● **SELECTED EXCERPT**
..........

I've only heard about this episode, through Craig talking about it in his autobiography. But Goddamn. This is one of the most beautiful, honest and heartwrenching things I've watched. The rawness of his emotion. The way the audience is supportive. Each one of the guests helping him deal with his pain in a unique way. I've never, ever seen such honesty on television before.
I love this so much. I love that Craig is so real and honest. I know this was hard, but he handled himself beautifully and this is truly a great episode.
This was so beautiful to see. The raw emotion Craig shows and how he remembered his dad. Made me tear. I love Craig and his whole life story. He's such a genuine individual. ❤
huh ... his final episode where he sings "Bang Your Drum" brings a whole new meaning (that I probably didn't think of). Thank you for posting this, as well.
Oh yes. Knowing your daddy loves you is such a subtle and beautiful thing. It strikes harder than you can imagine when he’s gone. Going to have swollen eyes in the morning.😭💙
I only discovered TLLSWCF earlier this year and since then I've watched so much of the wonderfully crazy and funny stuff. Tonight, I watched this episode and I have to say this is one the finest pieces of television I have ever seen. The open, honest, heartfelt way in which Craig paid tribute to his Dad and the way he lived his life was truly moving.
Craig is a truly beautiful person, I respect and admire him so much. This was a beautifully poignant show, especially the talk between him and dr. Drew. My father died 9 years ago and I still have dreams about him just being there, maybe in a different city which is why I haven't seen him in so long, or worrying about him being sick and going through great peril to get to see him before he died. It's really hard to accept that someone you've known since birth is gone. The loss of a parent is hard. I respect Craig so much for dealing with it the way he did.
Sarah Kinsey Yes especially given I lost my father five years ago. His conversation with Amy was very honest and compelling. The heart goes on even after loss.
Lost my father last year. It's fantastic to hear one of my icons describing exactly how it feels. Never knew of this episode. I truly appreciate the post!

..........

● **EXERCISE REQUIREMENTS**
**a.** Write out the viewer comments on Craig's tribute episode from "I've only heard" up to and including "on television before.", with no changes.
**b.** Pick up the viewer comments on Craig's tribute episode after the last line shown and extend them.

..........

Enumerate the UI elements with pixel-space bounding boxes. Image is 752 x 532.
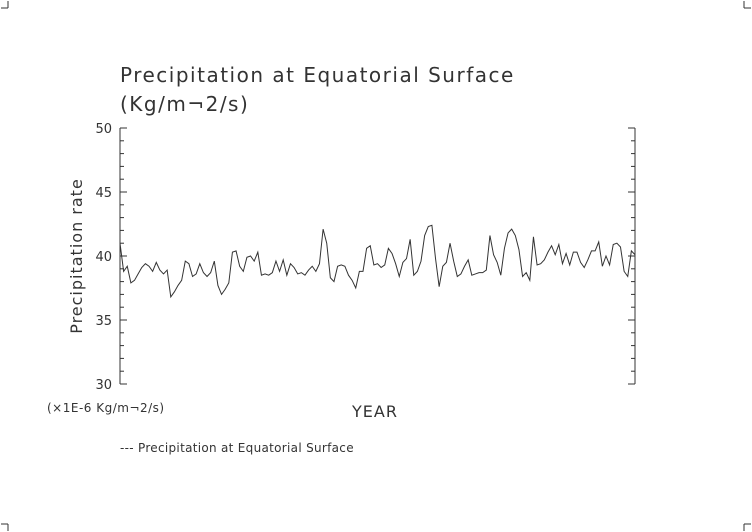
plot-frame <box>119 128 636 385</box>
y-ticks <box>120 127 635 385</box>
legend-entry: --- Precipitation at Equatorial Surface <box>120 441 354 455</box>
chart-subtitle: (Kg/m¬2/s) <box>120 92 249 116</box>
y-tick-label: 45 <box>95 186 112 201</box>
chart-title: Precipitation at Equatorial Surface <box>120 63 515 87</box>
y-tick-label: 50 <box>95 122 112 137</box>
y-axis-label: Precipitation rate <box>67 178 86 334</box>
y-unit-label: (×1E-6 Kg/m¬2/s) <box>47 401 165 415</box>
y-tick-label: 30 <box>95 378 112 393</box>
x-axis-label: YEAR <box>351 402 398 421</box>
y-tick-label: 40 <box>95 250 112 265</box>
series-line-precipitation <box>119 224 636 299</box>
y-tick-label: 35 <box>95 314 112 329</box>
y-tick-labels: 30 35 40 45 50 <box>95 122 112 393</box>
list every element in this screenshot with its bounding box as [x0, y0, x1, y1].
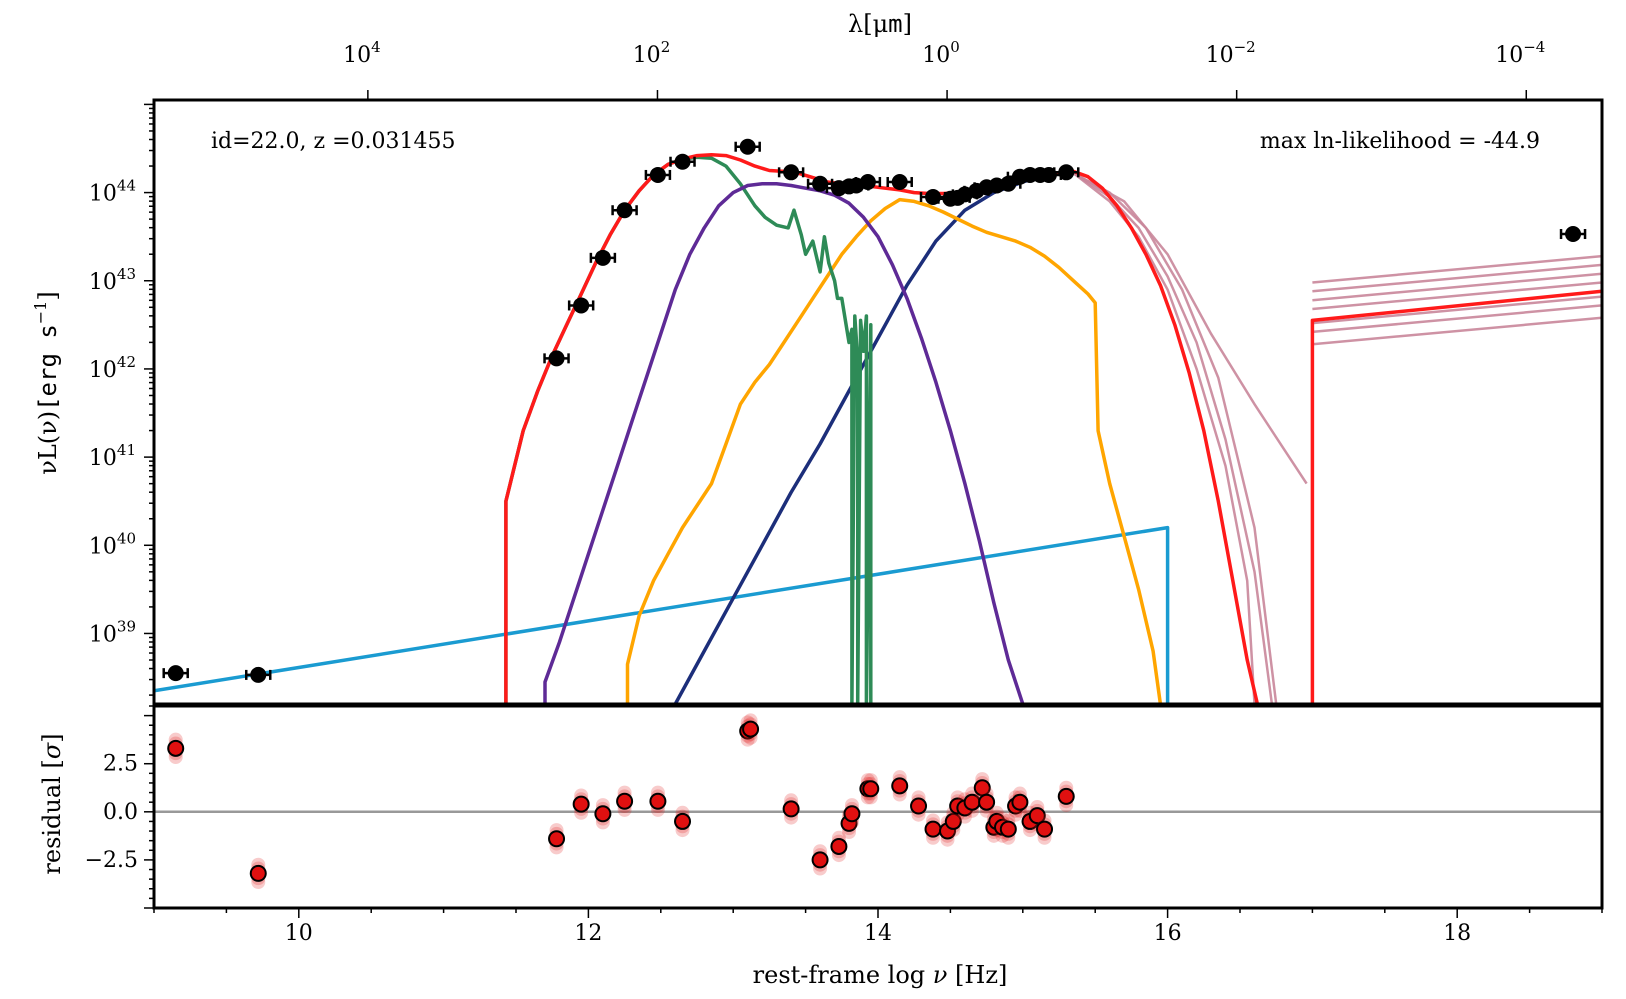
residual-point	[743, 722, 758, 737]
residual-point	[1059, 789, 1074, 804]
residual-point	[595, 806, 610, 821]
data-point	[1565, 226, 1581, 242]
sed-y-tick-label: 1040	[89, 529, 136, 559]
residual-point	[844, 806, 859, 821]
data-point	[1058, 164, 1074, 180]
top-x-tick-label: 100	[922, 38, 960, 68]
model-sample-tail-2	[1074, 173, 1277, 704]
sed-y-tick-label: 1039	[89, 617, 136, 647]
data-point	[168, 665, 184, 681]
residual-point	[675, 814, 690, 829]
residual-point	[813, 852, 828, 867]
top-x-tick-label: 104	[343, 38, 381, 68]
residual-point	[784, 801, 799, 816]
residual-y-tick-label: 0.0	[103, 800, 138, 825]
residual-point	[168, 741, 183, 756]
residual-point	[979, 795, 994, 810]
residual-point	[1012, 795, 1027, 810]
data-point	[250, 667, 266, 683]
big-blue-bump-line-0	[675, 172, 1073, 704]
sed-y-tick-label: 1044	[89, 177, 136, 207]
residual-point	[650, 794, 665, 809]
top-axis-title: λ[μm]	[848, 10, 912, 38]
residual-point	[1037, 822, 1052, 837]
total-model-line-1	[1312, 291, 1602, 704]
bottom-x-tick-label: 16	[1154, 921, 1182, 946]
residual-point	[892, 778, 907, 793]
sed-y-axis-title: νL(ν)[erg s−1]	[31, 291, 62, 475]
torus-line-0	[545, 184, 1023, 704]
residual-frame	[154, 706, 1602, 908]
top-x-tick-label: 10−4	[1495, 38, 1545, 68]
data-point	[650, 167, 666, 183]
stellar-line-0	[628, 200, 1161, 704]
top-x-tick-label: 10−2	[1206, 38, 1256, 68]
bottom-x-tick-label: 14	[864, 921, 892, 946]
bottom-x-tick-label: 18	[1443, 921, 1471, 946]
sed-y-tick-label: 1042	[89, 353, 136, 383]
residual-point	[831, 839, 846, 854]
data-point	[595, 250, 611, 266]
annotation-id-redshift: id=22.0, z =0.031455	[211, 129, 456, 154]
residual-point	[1001, 822, 1016, 837]
residual-y-tick-label: 2.5	[103, 752, 138, 777]
residual-point	[251, 866, 266, 881]
residual-point	[911, 799, 926, 814]
data-point	[549, 350, 565, 366]
cold-dust-line-0	[506, 157, 871, 704]
bottom-x-tick-label: 10	[285, 921, 313, 946]
data-point	[892, 174, 908, 190]
residual-point	[863, 781, 878, 796]
bottom-x-tick-label: 12	[574, 921, 602, 946]
data-point	[573, 297, 589, 313]
data-point	[860, 174, 876, 190]
data-point	[675, 154, 691, 170]
residual-plot-area	[154, 713, 1602, 889]
residual-y-axis-title: residual [σ]	[38, 733, 66, 874]
annotation-max-likelihood: max ln-likelihood = -44.9	[1260, 129, 1540, 154]
bottom-x-axis-title: rest-frame log ν [Hz]	[753, 961, 1008, 989]
sed-frame	[154, 100, 1602, 704]
residual-point	[617, 794, 632, 809]
residual-point	[574, 797, 589, 812]
data-point	[740, 139, 756, 155]
sed-y-tick-label: 1043	[89, 265, 136, 295]
residual-y-tick-label: −2.5	[85, 848, 138, 873]
residual-point	[926, 822, 941, 837]
data-point	[617, 202, 633, 218]
residual-point	[549, 831, 564, 846]
model-sample-xray-6	[1312, 318, 1602, 344]
top-x-tick-label: 102	[633, 38, 671, 68]
data-point	[783, 164, 799, 180]
sed-plot-area	[154, 139, 1602, 704]
sed-y-tick-label: 1041	[89, 441, 136, 471]
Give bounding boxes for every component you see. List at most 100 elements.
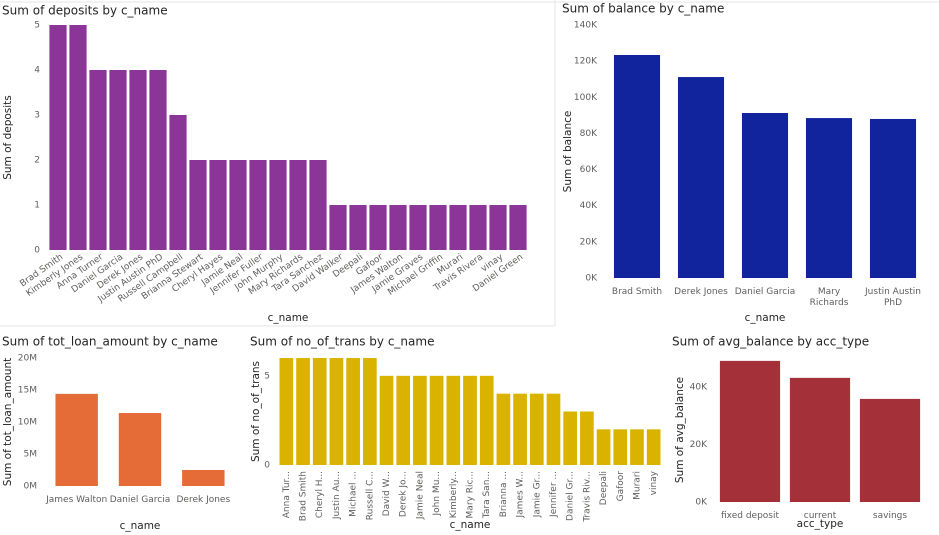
bar xyxy=(529,393,544,465)
x-tick-label: Derek Jo... xyxy=(399,471,409,517)
bar xyxy=(719,360,781,502)
chart-title: Sum of avg_balance by acc_type xyxy=(672,335,869,349)
y-axis-title: Sum of tot_loan_amount xyxy=(2,358,14,486)
x-tick-label: Justin Austin PhD xyxy=(865,287,921,308)
bar xyxy=(69,25,87,250)
y-tick-label: 5M xyxy=(24,450,38,460)
bar xyxy=(369,205,387,250)
y-tick-label: 1 xyxy=(34,201,40,211)
y-axis-title: Sum of balance xyxy=(562,111,574,193)
bar xyxy=(463,375,477,465)
bar xyxy=(182,470,225,486)
bar xyxy=(296,358,310,465)
y-tick-label: 80K xyxy=(580,129,598,139)
bar xyxy=(613,429,628,465)
x-tick-label: savings xyxy=(872,511,908,521)
y-tick-label: 40K xyxy=(690,382,708,392)
bar xyxy=(118,413,162,486)
bar xyxy=(346,358,360,465)
bar xyxy=(741,113,789,278)
bar xyxy=(449,205,467,250)
x-tick-label: Mary Richards xyxy=(809,287,849,308)
x-tick-label-box: Brad Smith xyxy=(611,287,663,297)
bar xyxy=(249,160,267,250)
x-tick-label: Daniel Garcia xyxy=(109,495,171,505)
x-tick-label: Daniel Garcia xyxy=(734,287,796,297)
bar xyxy=(513,393,527,465)
y-tick-label: 100K xyxy=(574,93,598,103)
bar xyxy=(789,377,851,502)
bar xyxy=(413,375,427,465)
y-tick-label: 10M xyxy=(18,418,37,428)
x-tick-label-box: Daniel Garcia xyxy=(734,287,796,297)
bar xyxy=(429,375,444,465)
chart-title: Sum of balance by c_name xyxy=(562,2,724,16)
x-axis-title: c_name xyxy=(120,520,161,532)
y-tick-label: 20K xyxy=(690,440,708,450)
bar xyxy=(429,205,447,250)
x-tick-label: James Walton xyxy=(46,495,108,505)
x-tick-label: Gafoor xyxy=(616,471,626,502)
bar xyxy=(677,77,725,278)
bar xyxy=(859,398,921,502)
bar xyxy=(362,358,377,465)
x-axis-title: c_name xyxy=(450,519,491,531)
y-tick-label: 0 xyxy=(34,246,40,256)
bar xyxy=(630,429,644,465)
bar xyxy=(646,429,661,465)
y-tick-label: 20K xyxy=(580,237,598,247)
bar xyxy=(229,160,247,250)
x-tick-label: Russell C... xyxy=(365,471,375,520)
x-tick-label: David W... xyxy=(382,471,392,516)
x-tick-label: Michael ... xyxy=(349,471,359,517)
x-tick-label: Jennifer ... xyxy=(549,471,559,518)
y-tick-label: 0 xyxy=(264,461,270,471)
x-tick-label: Tara San... xyxy=(482,471,492,519)
bar xyxy=(409,205,427,250)
bar xyxy=(209,160,227,250)
y-tick-label: 5 xyxy=(264,371,270,381)
bar xyxy=(613,54,661,279)
x-tick-label: John Mu... xyxy=(432,471,442,516)
y-tick-label: 20M xyxy=(18,354,37,364)
bar xyxy=(805,118,853,278)
x-tick-label: current xyxy=(803,511,837,521)
x-tick-label: Murari xyxy=(632,471,642,500)
y-axis-title: Sum of no_of_trans xyxy=(250,361,262,462)
bar xyxy=(55,393,98,486)
bar xyxy=(580,411,594,465)
x-tick-label: Mary Ric... xyxy=(466,471,476,518)
x-tick-label: vinay xyxy=(649,470,659,495)
x-axis-title: c_name xyxy=(745,312,786,324)
y-tick-label: 2 xyxy=(34,156,40,166)
bar xyxy=(189,160,207,250)
bar xyxy=(109,70,127,250)
bar xyxy=(563,411,578,465)
bar xyxy=(396,375,411,465)
bar xyxy=(329,358,344,465)
bar xyxy=(269,160,287,250)
bar xyxy=(469,205,487,250)
bar xyxy=(312,358,327,465)
x-tick-label: Brad Smith xyxy=(611,287,663,297)
bar xyxy=(596,429,611,465)
bar xyxy=(446,375,461,465)
bar xyxy=(329,205,347,250)
bar xyxy=(279,358,294,465)
y-tick-label: 0K xyxy=(585,274,598,284)
x-tick-label: Brad Smith xyxy=(299,471,309,521)
y-tick-label: 120K xyxy=(574,57,598,67)
x-tick-label: Jamie Gr... xyxy=(532,471,542,518)
x-tick-label: Kimberly... xyxy=(449,471,459,518)
y-axis-title: Sum of deposits xyxy=(2,95,14,180)
bar xyxy=(496,393,511,465)
x-tick-label: fixed deposit xyxy=(720,511,780,521)
x-tick-label: Anna Tur... xyxy=(282,471,292,518)
bar xyxy=(169,115,187,250)
y-tick-label: 15M xyxy=(18,386,37,396)
bar xyxy=(149,70,167,250)
y-tick-label: 3 xyxy=(34,111,40,121)
bar xyxy=(349,205,367,250)
x-tick-label: James W... xyxy=(516,471,526,518)
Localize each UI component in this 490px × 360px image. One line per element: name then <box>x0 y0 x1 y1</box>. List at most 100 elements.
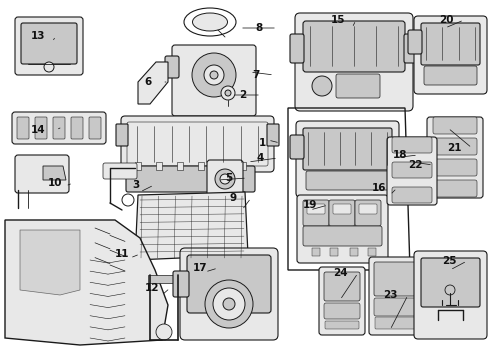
FancyBboxPatch shape <box>324 303 360 319</box>
FancyBboxPatch shape <box>392 187 432 203</box>
Circle shape <box>205 280 253 328</box>
Text: 3: 3 <box>132 180 140 190</box>
FancyBboxPatch shape <box>404 34 418 63</box>
FancyBboxPatch shape <box>392 137 432 153</box>
FancyBboxPatch shape <box>303 200 329 226</box>
Bar <box>177 162 183 170</box>
Circle shape <box>220 174 230 184</box>
Bar <box>312 248 320 256</box>
FancyBboxPatch shape <box>427 117 483 198</box>
Circle shape <box>312 76 332 96</box>
FancyBboxPatch shape <box>126 166 255 192</box>
FancyBboxPatch shape <box>290 135 304 159</box>
FancyBboxPatch shape <box>307 204 325 214</box>
FancyBboxPatch shape <box>12 112 106 144</box>
Text: 13: 13 <box>31 31 45 41</box>
FancyBboxPatch shape <box>325 321 359 329</box>
Circle shape <box>215 169 235 189</box>
FancyBboxPatch shape <box>387 137 437 205</box>
Text: 16: 16 <box>372 183 386 193</box>
Text: 2: 2 <box>240 90 246 100</box>
FancyBboxPatch shape <box>336 74 380 98</box>
FancyBboxPatch shape <box>306 171 389 190</box>
FancyBboxPatch shape <box>424 66 477 85</box>
FancyBboxPatch shape <box>121 116 274 172</box>
FancyBboxPatch shape <box>296 121 399 197</box>
FancyBboxPatch shape <box>433 117 477 134</box>
Circle shape <box>204 65 224 85</box>
FancyBboxPatch shape <box>319 267 365 335</box>
FancyBboxPatch shape <box>333 204 351 214</box>
Text: 18: 18 <box>393 150 407 160</box>
FancyBboxPatch shape <box>374 262 416 296</box>
Text: 4: 4 <box>256 153 264 163</box>
FancyBboxPatch shape <box>303 226 382 246</box>
FancyBboxPatch shape <box>295 13 413 111</box>
FancyBboxPatch shape <box>207 160 243 198</box>
Bar <box>350 248 358 256</box>
Ellipse shape <box>193 13 227 31</box>
Bar <box>240 162 246 170</box>
FancyBboxPatch shape <box>329 200 355 226</box>
FancyBboxPatch shape <box>103 163 137 179</box>
Polygon shape <box>135 192 248 260</box>
Circle shape <box>445 285 455 295</box>
Bar <box>368 248 376 256</box>
Bar <box>135 162 141 170</box>
FancyBboxPatch shape <box>414 16 487 94</box>
Polygon shape <box>5 220 168 345</box>
FancyBboxPatch shape <box>267 124 279 146</box>
FancyBboxPatch shape <box>433 159 477 176</box>
Polygon shape <box>43 166 66 180</box>
Text: 8: 8 <box>255 23 263 33</box>
Text: 12: 12 <box>145 283 159 293</box>
FancyBboxPatch shape <box>35 117 47 139</box>
Circle shape <box>213 288 245 320</box>
FancyBboxPatch shape <box>392 162 432 178</box>
Text: 24: 24 <box>333 268 347 278</box>
FancyBboxPatch shape <box>116 124 128 146</box>
Circle shape <box>156 324 172 340</box>
FancyBboxPatch shape <box>180 248 278 340</box>
Circle shape <box>44 62 54 72</box>
FancyBboxPatch shape <box>303 21 405 72</box>
Circle shape <box>210 71 218 79</box>
Bar <box>156 162 162 170</box>
FancyBboxPatch shape <box>297 195 388 263</box>
Text: 25: 25 <box>442 256 456 266</box>
Text: 7: 7 <box>252 70 260 80</box>
FancyBboxPatch shape <box>433 180 477 197</box>
Polygon shape <box>20 230 80 295</box>
FancyBboxPatch shape <box>324 272 360 301</box>
Text: 5: 5 <box>225 173 233 183</box>
Bar <box>148 275 180 283</box>
Text: 21: 21 <box>447 143 461 153</box>
Text: 23: 23 <box>383 290 397 300</box>
FancyBboxPatch shape <box>89 117 101 139</box>
FancyBboxPatch shape <box>173 271 189 297</box>
FancyBboxPatch shape <box>375 317 415 329</box>
FancyBboxPatch shape <box>303 128 392 170</box>
FancyBboxPatch shape <box>15 155 69 193</box>
FancyBboxPatch shape <box>165 56 179 78</box>
FancyBboxPatch shape <box>355 200 381 226</box>
Text: 9: 9 <box>229 193 237 203</box>
FancyBboxPatch shape <box>172 45 256 116</box>
Text: 6: 6 <box>145 77 151 87</box>
Text: 17: 17 <box>193 263 207 273</box>
Text: 1: 1 <box>258 138 266 148</box>
Text: 20: 20 <box>439 15 453 25</box>
FancyBboxPatch shape <box>408 30 422 54</box>
FancyBboxPatch shape <box>15 17 83 75</box>
FancyBboxPatch shape <box>359 204 377 214</box>
Circle shape <box>221 86 235 100</box>
FancyBboxPatch shape <box>21 23 77 64</box>
FancyBboxPatch shape <box>71 117 83 139</box>
FancyBboxPatch shape <box>433 138 477 155</box>
FancyBboxPatch shape <box>187 255 271 313</box>
Circle shape <box>192 53 236 97</box>
FancyBboxPatch shape <box>374 298 416 316</box>
FancyBboxPatch shape <box>53 117 65 139</box>
FancyBboxPatch shape <box>421 23 480 65</box>
Circle shape <box>225 90 231 96</box>
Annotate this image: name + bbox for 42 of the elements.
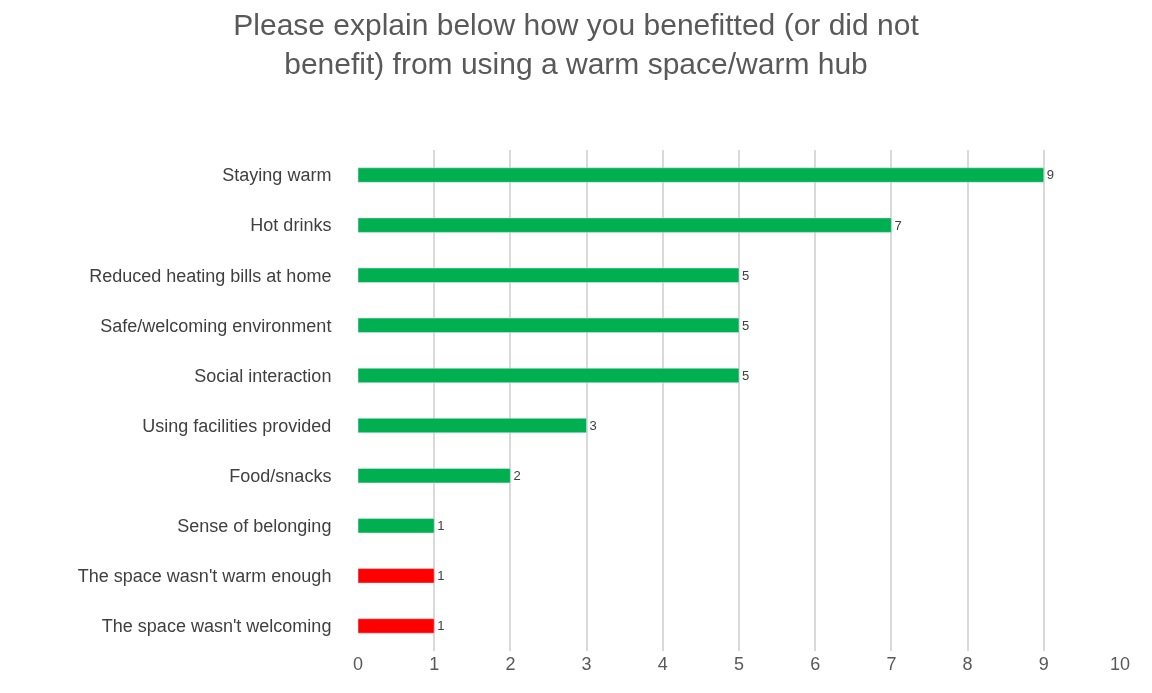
x-tick-label: 7 <box>886 654 897 674</box>
x-tick-label: 10 <box>1109 654 1131 674</box>
x-tick-label: 9 <box>1038 654 1049 674</box>
y-tick-label: The space wasn't welcoming <box>101 616 332 637</box>
data-label: 7 <box>894 217 902 233</box>
y-tick-label: Food/snacks <box>229 465 332 486</box>
y-tick-label: Hot drinks <box>250 215 332 236</box>
bar <box>358 518 435 534</box>
bar <box>358 167 1045 183</box>
data-label: 5 <box>742 317 750 333</box>
data-label: 3 <box>589 417 597 433</box>
y-tick-label: Sense of belonging <box>177 516 332 537</box>
data-label: 9 <box>1046 167 1055 183</box>
data-label: 5 <box>742 367 750 383</box>
x-tick-label: 5 <box>733 654 745 674</box>
y-tick-label: The space wasn't warm enough <box>77 566 332 587</box>
bar <box>358 468 511 484</box>
x-tick-label: 4 <box>657 654 668 674</box>
y-tick-label: Using facilities provided <box>142 415 332 436</box>
x-tick-label: 2 <box>505 654 516 674</box>
y-tick-label: Reduced heating bills at home <box>89 265 332 286</box>
x-tick-label: 8 <box>962 654 973 674</box>
y-tick-label: Social interaction <box>194 365 332 386</box>
bar <box>358 217 892 233</box>
x-tick-label: 3 <box>581 654 592 674</box>
x-tick-label: 1 <box>429 654 440 674</box>
data-label: 2 <box>513 468 521 484</box>
data-label: 1 <box>437 568 445 584</box>
y-tick-label: Safe/welcoming environment <box>100 315 332 336</box>
bar <box>358 317 740 333</box>
chart-title: Please explain below how you benefitted (or did not benefit) from using a warm space/warm hub <box>233 7 920 80</box>
x-tick-label: 6 <box>810 654 821 674</box>
bar <box>358 367 740 383</box>
bar <box>358 267 740 283</box>
bar <box>358 618 435 634</box>
x-tick-label: 0 <box>352 654 364 674</box>
bar <box>358 418 587 434</box>
y-tick-label: Staying warm <box>222 165 332 186</box>
data-label: 1 <box>437 618 445 634</box>
data-label: 5 <box>742 267 750 283</box>
data-label: 1 <box>437 518 445 534</box>
bar <box>358 568 435 584</box>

..........

● **RESPONSES FOR EACH TASK**
**a.**
I've only heard about this episode, through Craig talking about it in his autobiography. But Goddamn. This is one of the most beautiful, honest and heartwrenching things I've watched. The rawness of his emotion. The way the audience is supportive. Each one of the guests helping him deal with his pain in a unique way. I've never, ever seen such honesty on television before.

**b.**
Extraordinary balls....and articulate story-telling, with the deepest amount of respect and emotion. I saw the other one where he said his mother was now "getting the news" !
Oh Craig you are so special , the eulogies for both your Dad and mother are what makes you the very best of human beings. We all have faults , you were courageous and tackled your alcoholism . Your presence in the World make it a better place. Thank you very much to whoever uploaded this.
I haven't seen this show since it first aired ... beautiful episode ... so moving ... ... I wish more TV was this honest ... wonderful tribute to his father! Craig ... beautiful eulogy ... I miss Ferguson's late night show so much ... he was my favorite late Night Talk Show host.
this is the most beatiful, respecting, everlasting memorial you can do for a beloved ones....with this episode of his legendary tv show he made his father truely immortal! i really love it!
9:05 the buildup to the horror story and the touch - the emotional pause is just brutal with sorrow. Any other guy recounting this would have cracked. Damn - it's an masterclass from Craig x
Craig// what a beautiful eulogy too your FATHER!!! GOD BLESS YOU SND YOUR FAMILY… I ASK FOR PRAYER FOR MY SOBRIETY!!! You sir are a humble person ❤❤❤❤❤❤❤
Being Australian, I have heard many people (from here and from overseas) totally screw up the Didgeridoo, but that guy in the Wicked Tinkers was magnificent. 😁
It was so bittersweet funny to see Craig switching to his playful, comfortable self - if only for moments - once a beautiful woman was in the room... 🙂
Ok, I wove you! 😋😉 I can’t say I share your feelings toward parents but I’m happy you are in a good place from that standpoint. I just realized that Scotts people saying you lost your accent are correct. I miss this good ol Scott accent. And I’m of a completely different people. Very far from any Celtic or Anglo language.
If Drew Penski told me the same things I would ask him politely to leave. It is beyond me how he helps people. The guy sounds so fake. His gestures also, seriously something is off about him. Too bad he was the guest of this rather special episode.
So glad I've finally got to see this...Craig eulogizes his father...how beautiful...THANK YOU for posting these....
It was so sweet of him to do something that difficult
I've only heard about this episode, through Craig talking about it in his autobiography.
But Goddamn. This is one of the most beautiful, honest and heartwrenching things I've watched. The rawness of his emotion. The way the audience is supportive. Each one of the guests helping him deal with his pain in a unique way. I've never, ever seen such honesty on television before.
Same thing I cried too. When I heard about it
Oh agreed...I have wet eyes.
@@angiecox8781 I have wet pants
I am 39 years old, I lost my father 19 years ago.
I've watched this episode hundreds of times, and I still feel like watching it for the first time
This truly is the best piece of Television I've ever seen!
I love this so much. I love that Craig is so real and honest. I know this was hard, but he handled himself beautifully and this is truly a great episode.
"I don't remember the world without him in it. The world has changed for me."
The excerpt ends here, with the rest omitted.